Objective
Collect each line of the records containing the string "Market".

-- start of Supplied material --

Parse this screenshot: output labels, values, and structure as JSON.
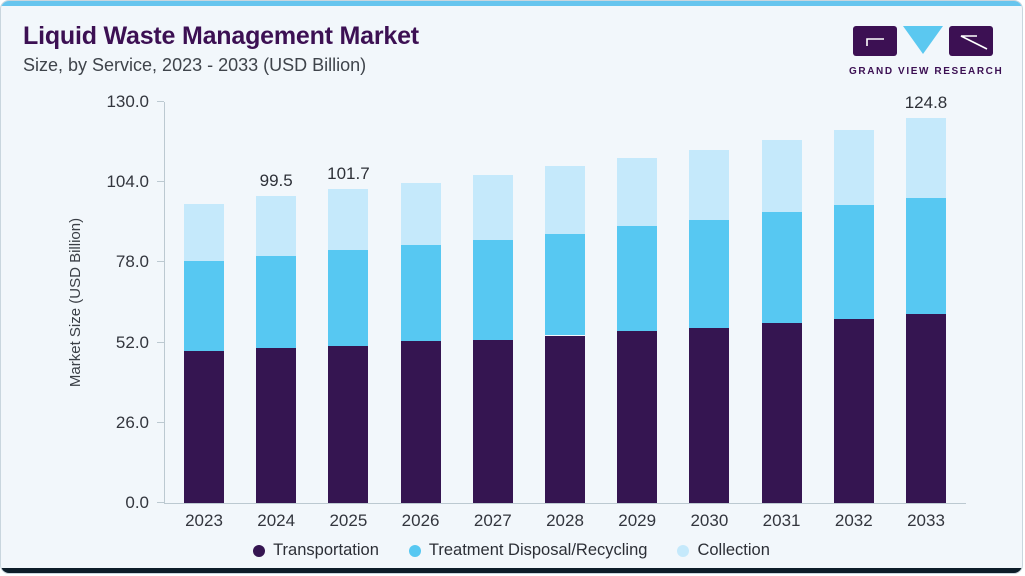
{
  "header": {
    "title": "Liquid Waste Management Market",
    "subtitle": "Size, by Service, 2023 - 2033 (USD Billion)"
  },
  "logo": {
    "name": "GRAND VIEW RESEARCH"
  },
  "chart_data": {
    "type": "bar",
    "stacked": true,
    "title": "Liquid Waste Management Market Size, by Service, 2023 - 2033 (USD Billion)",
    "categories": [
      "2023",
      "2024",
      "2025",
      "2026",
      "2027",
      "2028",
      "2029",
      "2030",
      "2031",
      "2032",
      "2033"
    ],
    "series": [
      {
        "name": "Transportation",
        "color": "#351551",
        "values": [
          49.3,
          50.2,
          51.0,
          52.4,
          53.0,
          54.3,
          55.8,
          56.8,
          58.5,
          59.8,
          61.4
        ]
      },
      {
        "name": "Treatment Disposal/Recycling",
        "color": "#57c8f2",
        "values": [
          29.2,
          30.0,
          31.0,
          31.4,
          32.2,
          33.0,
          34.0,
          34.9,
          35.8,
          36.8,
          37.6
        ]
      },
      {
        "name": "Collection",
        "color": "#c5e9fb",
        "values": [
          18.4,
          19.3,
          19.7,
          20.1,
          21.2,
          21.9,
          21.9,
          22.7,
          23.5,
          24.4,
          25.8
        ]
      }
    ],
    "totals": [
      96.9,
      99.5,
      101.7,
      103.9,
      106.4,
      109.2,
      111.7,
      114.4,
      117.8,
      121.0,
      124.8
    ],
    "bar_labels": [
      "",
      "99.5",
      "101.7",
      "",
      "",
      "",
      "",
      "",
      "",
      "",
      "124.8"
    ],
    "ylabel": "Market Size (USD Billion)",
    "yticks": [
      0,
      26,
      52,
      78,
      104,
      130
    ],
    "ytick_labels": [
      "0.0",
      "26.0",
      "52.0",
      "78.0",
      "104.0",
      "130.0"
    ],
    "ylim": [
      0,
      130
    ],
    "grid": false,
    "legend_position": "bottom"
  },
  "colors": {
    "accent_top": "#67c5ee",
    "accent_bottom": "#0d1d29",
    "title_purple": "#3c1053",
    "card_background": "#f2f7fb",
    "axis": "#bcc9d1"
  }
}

-- end of Supplied material --
-- start of Supplied material --

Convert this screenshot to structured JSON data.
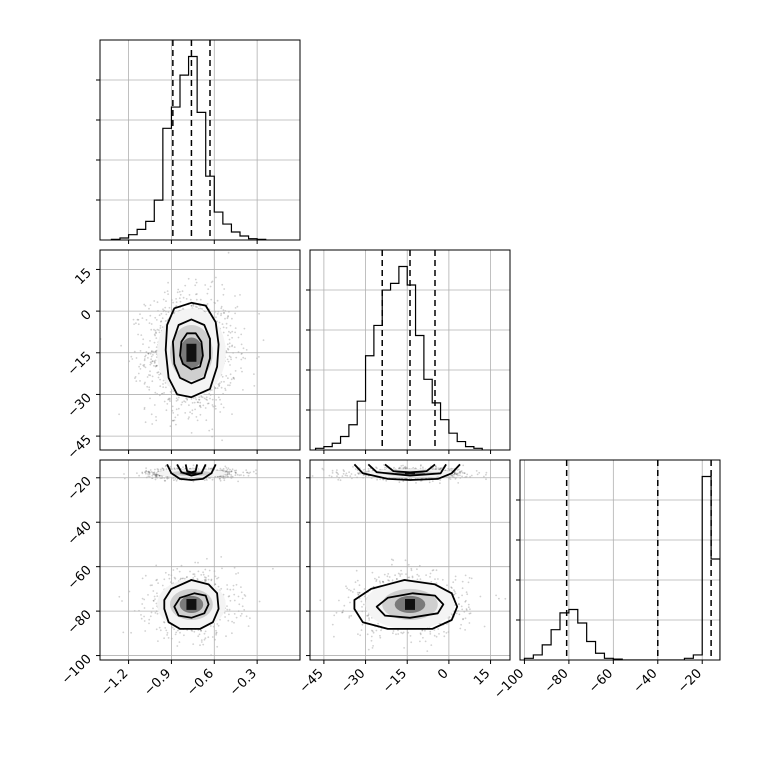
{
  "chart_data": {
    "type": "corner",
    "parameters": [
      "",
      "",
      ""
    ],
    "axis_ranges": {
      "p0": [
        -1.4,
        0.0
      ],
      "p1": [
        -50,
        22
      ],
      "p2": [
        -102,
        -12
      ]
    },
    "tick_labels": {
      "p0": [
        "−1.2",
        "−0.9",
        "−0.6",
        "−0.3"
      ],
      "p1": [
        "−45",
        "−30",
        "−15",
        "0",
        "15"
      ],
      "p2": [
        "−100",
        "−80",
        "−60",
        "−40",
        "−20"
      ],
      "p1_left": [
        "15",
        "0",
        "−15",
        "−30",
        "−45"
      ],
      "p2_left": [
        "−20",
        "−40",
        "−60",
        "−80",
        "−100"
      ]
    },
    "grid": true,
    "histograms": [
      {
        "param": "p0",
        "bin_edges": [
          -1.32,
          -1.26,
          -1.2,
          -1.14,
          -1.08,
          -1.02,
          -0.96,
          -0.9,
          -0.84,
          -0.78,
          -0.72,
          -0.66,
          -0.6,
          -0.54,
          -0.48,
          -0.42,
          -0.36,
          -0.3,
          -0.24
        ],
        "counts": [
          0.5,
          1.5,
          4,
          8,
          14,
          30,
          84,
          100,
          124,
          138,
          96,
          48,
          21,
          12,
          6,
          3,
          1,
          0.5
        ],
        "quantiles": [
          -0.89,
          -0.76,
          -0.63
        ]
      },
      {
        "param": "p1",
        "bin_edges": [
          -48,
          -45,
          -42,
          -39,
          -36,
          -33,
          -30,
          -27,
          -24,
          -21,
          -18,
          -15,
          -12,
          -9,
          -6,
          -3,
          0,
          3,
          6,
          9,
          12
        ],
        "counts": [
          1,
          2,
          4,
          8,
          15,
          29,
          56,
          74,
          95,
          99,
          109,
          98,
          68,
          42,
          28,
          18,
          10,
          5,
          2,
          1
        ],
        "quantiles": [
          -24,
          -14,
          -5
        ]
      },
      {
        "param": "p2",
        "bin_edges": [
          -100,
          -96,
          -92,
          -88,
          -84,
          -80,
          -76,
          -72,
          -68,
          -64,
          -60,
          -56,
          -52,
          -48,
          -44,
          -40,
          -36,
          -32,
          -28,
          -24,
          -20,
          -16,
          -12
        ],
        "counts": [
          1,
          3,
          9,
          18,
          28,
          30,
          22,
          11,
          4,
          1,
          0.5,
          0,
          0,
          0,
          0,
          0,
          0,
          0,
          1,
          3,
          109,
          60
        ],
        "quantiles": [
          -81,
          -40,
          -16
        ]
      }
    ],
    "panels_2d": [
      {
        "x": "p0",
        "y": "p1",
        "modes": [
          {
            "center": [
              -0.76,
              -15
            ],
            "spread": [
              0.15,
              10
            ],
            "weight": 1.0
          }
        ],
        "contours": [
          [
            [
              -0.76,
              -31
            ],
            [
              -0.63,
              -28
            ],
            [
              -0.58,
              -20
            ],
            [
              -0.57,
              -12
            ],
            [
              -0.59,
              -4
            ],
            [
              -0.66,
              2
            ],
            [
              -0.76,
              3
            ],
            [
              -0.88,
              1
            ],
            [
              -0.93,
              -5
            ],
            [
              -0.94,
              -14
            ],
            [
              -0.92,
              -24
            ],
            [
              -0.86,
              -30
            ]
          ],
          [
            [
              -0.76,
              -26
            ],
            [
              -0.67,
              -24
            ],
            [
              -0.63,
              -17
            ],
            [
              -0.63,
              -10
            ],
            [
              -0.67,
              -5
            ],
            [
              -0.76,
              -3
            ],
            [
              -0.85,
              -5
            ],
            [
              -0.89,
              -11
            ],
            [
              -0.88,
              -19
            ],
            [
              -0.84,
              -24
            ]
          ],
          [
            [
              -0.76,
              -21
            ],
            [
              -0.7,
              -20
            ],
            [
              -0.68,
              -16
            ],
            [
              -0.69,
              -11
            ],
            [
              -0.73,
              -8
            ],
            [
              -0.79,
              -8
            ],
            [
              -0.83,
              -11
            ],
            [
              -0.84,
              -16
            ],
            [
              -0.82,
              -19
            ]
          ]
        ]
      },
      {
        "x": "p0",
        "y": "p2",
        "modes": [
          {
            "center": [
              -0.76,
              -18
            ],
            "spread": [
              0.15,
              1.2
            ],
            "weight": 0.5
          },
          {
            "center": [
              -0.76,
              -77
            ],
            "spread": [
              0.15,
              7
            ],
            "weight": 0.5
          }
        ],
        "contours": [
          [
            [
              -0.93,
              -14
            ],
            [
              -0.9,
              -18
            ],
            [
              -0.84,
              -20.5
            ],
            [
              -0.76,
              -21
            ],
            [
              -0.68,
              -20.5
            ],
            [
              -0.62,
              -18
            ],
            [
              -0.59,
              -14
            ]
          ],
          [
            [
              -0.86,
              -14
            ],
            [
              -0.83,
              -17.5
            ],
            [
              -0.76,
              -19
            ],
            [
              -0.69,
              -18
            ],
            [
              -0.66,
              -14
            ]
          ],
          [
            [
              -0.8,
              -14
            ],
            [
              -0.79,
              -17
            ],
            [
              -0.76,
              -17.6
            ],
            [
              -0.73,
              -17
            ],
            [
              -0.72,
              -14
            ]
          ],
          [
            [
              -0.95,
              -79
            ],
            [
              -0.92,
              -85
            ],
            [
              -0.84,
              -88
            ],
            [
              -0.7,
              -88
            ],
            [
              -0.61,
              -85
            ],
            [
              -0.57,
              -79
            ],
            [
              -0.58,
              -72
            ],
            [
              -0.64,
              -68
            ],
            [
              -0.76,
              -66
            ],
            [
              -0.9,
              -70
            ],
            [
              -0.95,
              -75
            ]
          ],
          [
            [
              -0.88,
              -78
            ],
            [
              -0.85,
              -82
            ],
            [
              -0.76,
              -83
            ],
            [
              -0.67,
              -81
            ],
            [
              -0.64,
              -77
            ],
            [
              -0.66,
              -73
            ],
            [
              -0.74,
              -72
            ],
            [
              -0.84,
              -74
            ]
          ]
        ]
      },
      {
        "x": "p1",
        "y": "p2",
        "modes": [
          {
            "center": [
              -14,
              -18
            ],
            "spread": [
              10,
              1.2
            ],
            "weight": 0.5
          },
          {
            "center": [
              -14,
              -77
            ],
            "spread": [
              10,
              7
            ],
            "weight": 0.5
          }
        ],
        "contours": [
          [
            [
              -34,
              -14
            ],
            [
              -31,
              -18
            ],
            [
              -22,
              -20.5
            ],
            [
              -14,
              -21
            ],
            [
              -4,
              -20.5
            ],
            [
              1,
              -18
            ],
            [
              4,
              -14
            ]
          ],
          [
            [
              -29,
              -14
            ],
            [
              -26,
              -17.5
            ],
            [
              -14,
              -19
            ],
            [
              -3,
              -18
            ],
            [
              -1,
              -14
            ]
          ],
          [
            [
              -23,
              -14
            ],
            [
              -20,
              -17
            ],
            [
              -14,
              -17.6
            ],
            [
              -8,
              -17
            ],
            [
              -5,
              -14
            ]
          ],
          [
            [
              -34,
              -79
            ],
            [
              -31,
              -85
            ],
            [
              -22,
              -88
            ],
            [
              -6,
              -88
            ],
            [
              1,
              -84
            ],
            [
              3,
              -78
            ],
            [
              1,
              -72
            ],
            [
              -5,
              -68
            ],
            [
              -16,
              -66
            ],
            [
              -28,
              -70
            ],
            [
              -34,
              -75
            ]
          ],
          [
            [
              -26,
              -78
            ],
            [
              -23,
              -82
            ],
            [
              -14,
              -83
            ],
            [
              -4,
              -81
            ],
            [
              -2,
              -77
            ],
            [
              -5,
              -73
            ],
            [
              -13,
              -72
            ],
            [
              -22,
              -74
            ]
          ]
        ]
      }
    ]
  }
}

-- end of Supplied material --

Written response
    "title": "Liquid Waste Management Market",
    "title": "Liquid Waste Management Market Size, by Service, 2023 - 2033 (USD Billion)",
    "ylabel": "Market Size (USD Billion)",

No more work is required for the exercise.